**Work required:** Each line of the material below should be reproduced exactly.

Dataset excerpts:
☆ ☆ ☆ ☆

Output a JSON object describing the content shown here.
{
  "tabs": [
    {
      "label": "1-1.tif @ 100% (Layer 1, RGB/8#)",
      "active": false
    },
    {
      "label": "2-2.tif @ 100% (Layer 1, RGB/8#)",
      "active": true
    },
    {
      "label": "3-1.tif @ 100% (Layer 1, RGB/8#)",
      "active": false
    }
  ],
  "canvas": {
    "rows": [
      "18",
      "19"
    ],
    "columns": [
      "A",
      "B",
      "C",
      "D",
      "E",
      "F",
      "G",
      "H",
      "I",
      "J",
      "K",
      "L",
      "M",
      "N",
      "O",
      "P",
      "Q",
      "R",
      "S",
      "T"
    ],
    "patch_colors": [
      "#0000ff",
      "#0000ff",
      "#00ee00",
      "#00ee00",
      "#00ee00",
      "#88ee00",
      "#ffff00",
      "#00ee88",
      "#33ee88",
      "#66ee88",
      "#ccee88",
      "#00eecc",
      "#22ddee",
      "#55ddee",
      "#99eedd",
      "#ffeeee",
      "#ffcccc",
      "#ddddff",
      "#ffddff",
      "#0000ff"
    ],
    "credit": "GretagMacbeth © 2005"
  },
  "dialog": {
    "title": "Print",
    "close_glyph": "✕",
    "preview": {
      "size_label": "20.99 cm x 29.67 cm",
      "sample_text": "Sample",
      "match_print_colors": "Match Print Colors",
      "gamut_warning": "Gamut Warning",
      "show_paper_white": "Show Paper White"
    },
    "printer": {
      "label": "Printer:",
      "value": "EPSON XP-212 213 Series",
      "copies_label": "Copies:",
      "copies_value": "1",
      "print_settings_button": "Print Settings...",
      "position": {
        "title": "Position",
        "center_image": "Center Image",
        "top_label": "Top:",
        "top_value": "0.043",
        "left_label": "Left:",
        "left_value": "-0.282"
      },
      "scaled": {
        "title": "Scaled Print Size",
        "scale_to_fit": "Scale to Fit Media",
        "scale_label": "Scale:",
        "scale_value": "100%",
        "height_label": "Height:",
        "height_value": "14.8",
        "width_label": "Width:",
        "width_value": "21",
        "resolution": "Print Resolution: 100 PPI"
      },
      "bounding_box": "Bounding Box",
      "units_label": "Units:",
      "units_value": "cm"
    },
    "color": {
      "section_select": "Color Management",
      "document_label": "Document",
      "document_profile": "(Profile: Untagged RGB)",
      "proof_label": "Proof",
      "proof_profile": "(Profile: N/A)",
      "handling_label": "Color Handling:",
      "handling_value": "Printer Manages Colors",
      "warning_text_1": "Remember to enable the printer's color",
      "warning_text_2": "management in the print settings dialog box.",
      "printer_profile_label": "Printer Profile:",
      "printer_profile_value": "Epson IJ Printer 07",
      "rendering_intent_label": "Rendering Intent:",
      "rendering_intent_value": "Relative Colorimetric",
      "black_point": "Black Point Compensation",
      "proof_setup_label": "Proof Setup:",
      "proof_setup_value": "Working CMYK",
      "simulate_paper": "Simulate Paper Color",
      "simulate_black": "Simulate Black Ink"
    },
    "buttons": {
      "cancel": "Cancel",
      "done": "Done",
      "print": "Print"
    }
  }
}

☆ ☆ ☆ ☆

**Correct result:**
Output a JSON object describing the content shown here.
{
  "tabs": [
    {
      "label": "1-1.tif @ 100% (Layer 1, RGB/8#)",
      "active": false
    },
    {
      "label": "2-2.tif @ 100% (Layer 1, RGB/8#)",
      "active": true
    },
    {
      "label": "3-1.tif @ 100% (Layer 1, RGB/8#)",
      "active": false
    }
  ],
  "canvas": {
    "rows": [
      "18",
      "19"
    ],
    "columns": [
      "A",
      "B",
      "C",
      "D",
      "E",
      "F",
      "G",
      "H",
      "I",
      "J",
      "K",
      "L",
      "M",
      "N",
      "O",
      "P",
      "Q",
      "R",
      "S",
      "T"
    ],
    "patch_colors": [
      "#0000ff",
      "#0000ff",
      "#00ee00",
      "#00ee00",
      "#00ee00",
      "#88ee00",
      "#ffff00",
      "#00ee88",
      "#33ee88",
      "#66ee88",
      "#ccee88",
      "#00eecc",
      "#22ddee",
      "#55ddee",
      "#99eedd",
      "#ffeeee",
      "#ffcccc",
      "#ddddff",
      "#ffddff",
      "#0000ff"
    ],
    "credit": "GretagMacbeth © 2005"
  },
  "dialog": {
    "title": "Print",
    "close_glyph": "✕",
    "preview": {
      "size_label": "20.99 cm x 29.67 cm",
      "sample_text": "Sample",
      "match_print_colors": "Match Print Colors",
      "gamut_warning": "Gamut Warning",
      "show_paper_white": "Show Paper White"
    },
    "printer": {
      "label": "Printer:",
      "value": "EPSON XP-212 213 Series",
      "copies_label": "Copies:",
      "copies_value": "1",
      "print_settings_button": "Print Settings...",
      "position": {
        "title": "Position",
        "center_image": "Center Image",
        "top_label": "Top:",
        "top_value": "0.043",
        "left_label": "Left:",
        "left_value": "-0.282"
      },
      "scaled": {
        "title": "Scaled Print Size",
        "scale_to_fit": "Scale to Fit Media",
        "scale_label": "Scale:",
        "scale_value": "100%",
        "height_label": "Height:",
        "height_value": "14.8",
        "width_label": "Width:",
        "width_value": "21",
        "resolution": "Print Resolution: 100 PPI"
      },
      "bounding_box": "Bounding Box",
      "units_label": "Units:",
      "units_value": "cm"
    },
    "color": {
      "section_select": "Color Management",
      "document_label": "Document",
      "document_profile": "(Profile: Untagged RGB)",
      "proof_label": "Proof",
      "proof_profile": "(Profile: N/A)",
      "handling_label": "Color Handling:",
      "handling_value": "Printer Manages Colors",
      "warning_text_1": "Remember to enable the printer's color",
      "warning_text_2": "management in the print settings dialog box.",
      "printer_profile_label": "Printer Profile:",
      "printer_profile_value": "Epson IJ Printer 07",
      "rendering_intent_label": "Rendering Intent:",
      "rendering_intent_value": "Relative Colorimetric",
      "black_point": "Black Point Compensation",
      "proof_setup_label": "Proof Setup:",
      "proof_setup_value": "Working CMYK",
      "simulate_paper": "Simulate Paper Color",
      "simulate_black": "Simulate Black Ink"
    },
    "buttons": {
      "cancel": "Cancel",
      "done": "Done",
      "print": "Print"
    }
  }
}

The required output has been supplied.